## begin Data supplied

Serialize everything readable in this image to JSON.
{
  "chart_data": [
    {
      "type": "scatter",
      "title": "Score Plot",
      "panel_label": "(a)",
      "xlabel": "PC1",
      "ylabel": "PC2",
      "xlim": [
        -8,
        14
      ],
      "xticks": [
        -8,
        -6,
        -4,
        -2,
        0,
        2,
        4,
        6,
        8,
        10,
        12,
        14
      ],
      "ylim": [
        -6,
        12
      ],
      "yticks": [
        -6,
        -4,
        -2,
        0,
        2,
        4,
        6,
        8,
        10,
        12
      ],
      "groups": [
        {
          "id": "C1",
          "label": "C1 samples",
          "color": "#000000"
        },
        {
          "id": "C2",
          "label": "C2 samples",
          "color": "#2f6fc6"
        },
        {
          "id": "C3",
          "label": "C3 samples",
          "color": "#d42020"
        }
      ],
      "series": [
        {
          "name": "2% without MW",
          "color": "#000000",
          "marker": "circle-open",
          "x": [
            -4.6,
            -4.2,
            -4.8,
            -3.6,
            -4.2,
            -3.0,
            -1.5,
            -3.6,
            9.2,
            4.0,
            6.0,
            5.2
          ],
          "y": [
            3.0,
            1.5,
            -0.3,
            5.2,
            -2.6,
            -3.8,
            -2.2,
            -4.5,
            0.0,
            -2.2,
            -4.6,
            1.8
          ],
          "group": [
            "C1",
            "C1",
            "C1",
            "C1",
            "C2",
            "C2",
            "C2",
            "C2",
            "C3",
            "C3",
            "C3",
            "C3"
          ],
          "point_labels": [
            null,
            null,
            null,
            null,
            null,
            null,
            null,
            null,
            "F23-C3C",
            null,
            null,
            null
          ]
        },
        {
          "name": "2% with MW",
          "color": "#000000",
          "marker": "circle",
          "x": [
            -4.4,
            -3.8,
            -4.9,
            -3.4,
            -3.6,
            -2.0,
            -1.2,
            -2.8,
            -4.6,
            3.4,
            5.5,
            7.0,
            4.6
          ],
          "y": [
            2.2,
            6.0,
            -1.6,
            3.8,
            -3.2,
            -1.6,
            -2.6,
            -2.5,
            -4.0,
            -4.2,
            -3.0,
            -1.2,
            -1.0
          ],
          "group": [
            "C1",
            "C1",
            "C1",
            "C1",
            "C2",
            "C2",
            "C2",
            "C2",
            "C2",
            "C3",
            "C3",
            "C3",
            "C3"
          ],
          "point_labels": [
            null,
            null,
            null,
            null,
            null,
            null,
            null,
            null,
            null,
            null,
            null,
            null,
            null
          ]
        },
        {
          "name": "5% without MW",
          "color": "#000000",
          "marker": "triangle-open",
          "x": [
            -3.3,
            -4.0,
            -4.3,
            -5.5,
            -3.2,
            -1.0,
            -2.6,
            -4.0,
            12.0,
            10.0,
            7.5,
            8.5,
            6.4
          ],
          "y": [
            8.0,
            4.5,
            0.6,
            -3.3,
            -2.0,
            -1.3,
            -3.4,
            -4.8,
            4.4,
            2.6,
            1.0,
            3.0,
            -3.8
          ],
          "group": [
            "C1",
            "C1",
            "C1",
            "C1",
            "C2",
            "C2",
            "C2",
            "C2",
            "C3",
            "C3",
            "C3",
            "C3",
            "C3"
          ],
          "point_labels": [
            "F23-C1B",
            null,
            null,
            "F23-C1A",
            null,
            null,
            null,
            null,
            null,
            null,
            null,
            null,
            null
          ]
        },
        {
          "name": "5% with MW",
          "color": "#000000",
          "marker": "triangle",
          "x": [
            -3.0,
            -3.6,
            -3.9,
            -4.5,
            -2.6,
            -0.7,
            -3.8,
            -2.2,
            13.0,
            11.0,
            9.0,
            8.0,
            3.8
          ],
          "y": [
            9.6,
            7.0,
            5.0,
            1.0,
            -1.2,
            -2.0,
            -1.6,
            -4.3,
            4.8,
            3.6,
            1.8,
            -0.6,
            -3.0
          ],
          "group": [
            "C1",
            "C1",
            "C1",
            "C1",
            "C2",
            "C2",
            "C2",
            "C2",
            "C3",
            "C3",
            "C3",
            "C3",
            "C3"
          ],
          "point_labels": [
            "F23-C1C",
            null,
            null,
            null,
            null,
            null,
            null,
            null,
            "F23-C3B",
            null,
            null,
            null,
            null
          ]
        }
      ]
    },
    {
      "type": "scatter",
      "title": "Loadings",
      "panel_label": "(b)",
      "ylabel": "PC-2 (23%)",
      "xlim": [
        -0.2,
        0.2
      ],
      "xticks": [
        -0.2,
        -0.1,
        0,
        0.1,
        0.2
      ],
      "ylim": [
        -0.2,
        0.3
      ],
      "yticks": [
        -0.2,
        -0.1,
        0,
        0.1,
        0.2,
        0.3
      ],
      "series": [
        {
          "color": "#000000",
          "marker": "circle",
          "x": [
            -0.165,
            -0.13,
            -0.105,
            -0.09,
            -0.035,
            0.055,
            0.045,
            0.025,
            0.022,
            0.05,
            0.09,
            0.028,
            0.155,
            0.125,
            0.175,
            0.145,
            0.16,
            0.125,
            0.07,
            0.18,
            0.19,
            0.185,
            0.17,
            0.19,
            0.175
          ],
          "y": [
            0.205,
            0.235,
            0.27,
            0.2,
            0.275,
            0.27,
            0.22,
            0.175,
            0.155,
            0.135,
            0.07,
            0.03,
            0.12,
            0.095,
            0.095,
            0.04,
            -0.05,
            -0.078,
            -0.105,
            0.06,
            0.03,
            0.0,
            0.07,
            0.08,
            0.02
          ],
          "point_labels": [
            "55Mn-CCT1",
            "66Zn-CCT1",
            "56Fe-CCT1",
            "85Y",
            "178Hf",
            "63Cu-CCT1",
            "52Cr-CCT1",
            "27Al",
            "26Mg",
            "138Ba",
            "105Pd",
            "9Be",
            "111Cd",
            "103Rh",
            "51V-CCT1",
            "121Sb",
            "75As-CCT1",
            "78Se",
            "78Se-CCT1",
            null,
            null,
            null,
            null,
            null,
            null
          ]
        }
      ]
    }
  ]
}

## end Data supplied

> **Problem to solve**: Search the records for the word "marker" and copy every line where it occurs.

> **Result below**:
          "marker": "circle-open",
          "marker": "circle",
          "marker": "triangle-open",
          "marker": "triangle",
          "marker": "circle",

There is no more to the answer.